▶ **Supplied information**

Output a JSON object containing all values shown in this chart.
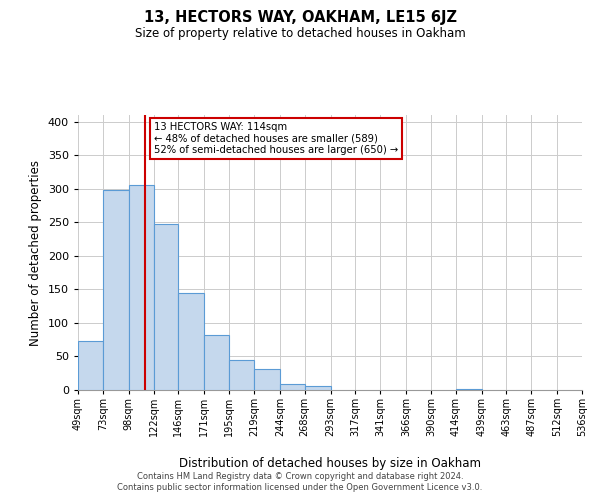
{
  "title": "13, HECTORS WAY, OAKHAM, LE15 6JZ",
  "subtitle": "Size of property relative to detached houses in Oakham",
  "xlabel": "Distribution of detached houses by size in Oakham",
  "ylabel": "Number of detached properties",
  "bin_edges": [
    49,
    73,
    98,
    122,
    146,
    171,
    195,
    219,
    244,
    268,
    293,
    317,
    341,
    366,
    390,
    414,
    439,
    463,
    487,
    512,
    536
  ],
  "bin_labels": [
    "49sqm",
    "73sqm",
    "98sqm",
    "122sqm",
    "146sqm",
    "171sqm",
    "195sqm",
    "219sqm",
    "244sqm",
    "268sqm",
    "293sqm",
    "317sqm",
    "341sqm",
    "366sqm",
    "390sqm",
    "414sqm",
    "439sqm",
    "463sqm",
    "487sqm",
    "512sqm",
    "536sqm"
  ],
  "bar_heights": [
    73,
    298,
    305,
    248,
    144,
    82,
    44,
    32,
    9,
    6,
    0,
    0,
    0,
    0,
    0,
    2,
    0,
    0,
    0,
    0
  ],
  "bar_color": "#c5d8ed",
  "bar_edge_color": "#5b9bd5",
  "property_line_x": 114,
  "property_line_color": "#cc0000",
  "annotation_title": "13 HECTORS WAY: 114sqm",
  "annotation_line1": "← 48% of detached houses are smaller (589)",
  "annotation_line2": "52% of semi-detached houses are larger (650) →",
  "annotation_box_color": "#cc0000",
  "ylim": [
    0,
    410
  ],
  "yticks": [
    0,
    50,
    100,
    150,
    200,
    250,
    300,
    350,
    400
  ],
  "footnote1": "Contains HM Land Registry data © Crown copyright and database right 2024.",
  "footnote2": "Contains public sector information licensed under the Open Government Licence v3.0.",
  "bg_color": "#ffffff",
  "grid_color": "#cccccc"
}
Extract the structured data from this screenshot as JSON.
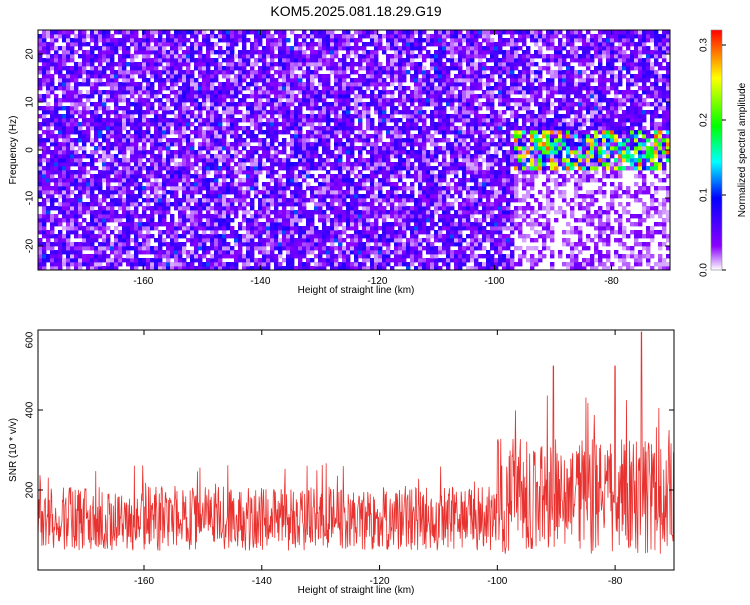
{
  "title": "KOM5.2025.081.18.29.G19",
  "chart_data": [
    {
      "type": "heatmap",
      "xlabel": "Height of straight line (km)",
      "ylabel": "Frequency (Hz)",
      "xlim": [
        -178,
        -70
      ],
      "ylim": [
        -25,
        25
      ],
      "xticks": [
        -160,
        -140,
        -120,
        -100,
        -80
      ],
      "yticks": [
        -20,
        -10,
        0,
        10,
        20
      ],
      "grid": false,
      "colorbar": {
        "label": "Normalized spectral amplitude",
        "range": [
          0.0,
          0.32
        ],
        "ticks": [
          0.0,
          0.1,
          0.2,
          0.3
        ],
        "tick_labels": [
          "0.0",
          "0.1",
          "0.2",
          "0.3"
        ],
        "colormap": [
          "#ffffff",
          "#8a00ff",
          "#0000ff",
          "#00ffff",
          "#00ff00",
          "#ffff00",
          "#ff0000"
        ]
      },
      "features": [
        {
          "description": "broadband noise",
          "x_range": [
            -178,
            -97
          ],
          "freq_range": [
            -25,
            25
          ],
          "typical_amplitude": 0.06
        },
        {
          "description": "signal band",
          "x_range": [
            -97,
            -70
          ],
          "freq_center": 0,
          "freq_halfwidth": 4,
          "peak_amplitude": 0.3
        }
      ]
    },
    {
      "type": "line",
      "xlabel": "Height of straight line (km)",
      "ylabel": "SNR (10 * v/v)",
      "xlim": [
        -178,
        -70
      ],
      "ylim": [
        0,
        600
      ],
      "xticks": [
        -160,
        -140,
        -120,
        -100,
        -80
      ],
      "yticks": [
        200,
        400,
        600
      ],
      "grid": false,
      "series": [
        {
          "color": "#e8322f",
          "x_start": -178,
          "x_end": -70,
          "segments": [
            {
              "x_from": -178,
              "x_to": -100,
              "baseline": 120,
              "noise": 100,
              "typical_max": 330
            },
            {
              "x_from": -100,
              "x_to": -70,
              "baseline": 170,
              "noise": 180,
              "typical_max": 480
            }
          ],
          "peaks": [
            {
              "x": -90.5,
              "y": 510
            },
            {
              "x": -80,
              "y": 510
            },
            {
              "x": -75.5,
              "y": 595
            }
          ]
        }
      ]
    }
  ]
}
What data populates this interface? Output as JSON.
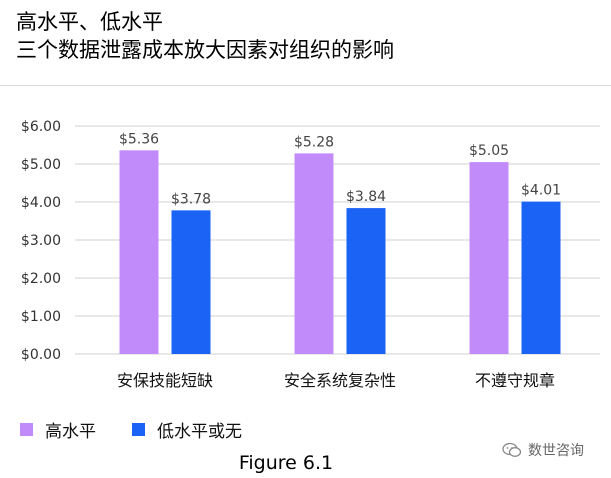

▶ **Given request**
Copy out every line from the material above in which the word "detached" appears.

▶ **Worked answer**
  "subtitle": "Size of property relative to detached houses in Oakham",
  "xlabel": "Distribution of detached houses by size in Oakham",
  "ylabel": "Number of detached properties",
  "annotation_line1": "← 48% of detached houses are smaller (589)",
  "annotation_line2": "52% of semi-detached houses are larger (650) →",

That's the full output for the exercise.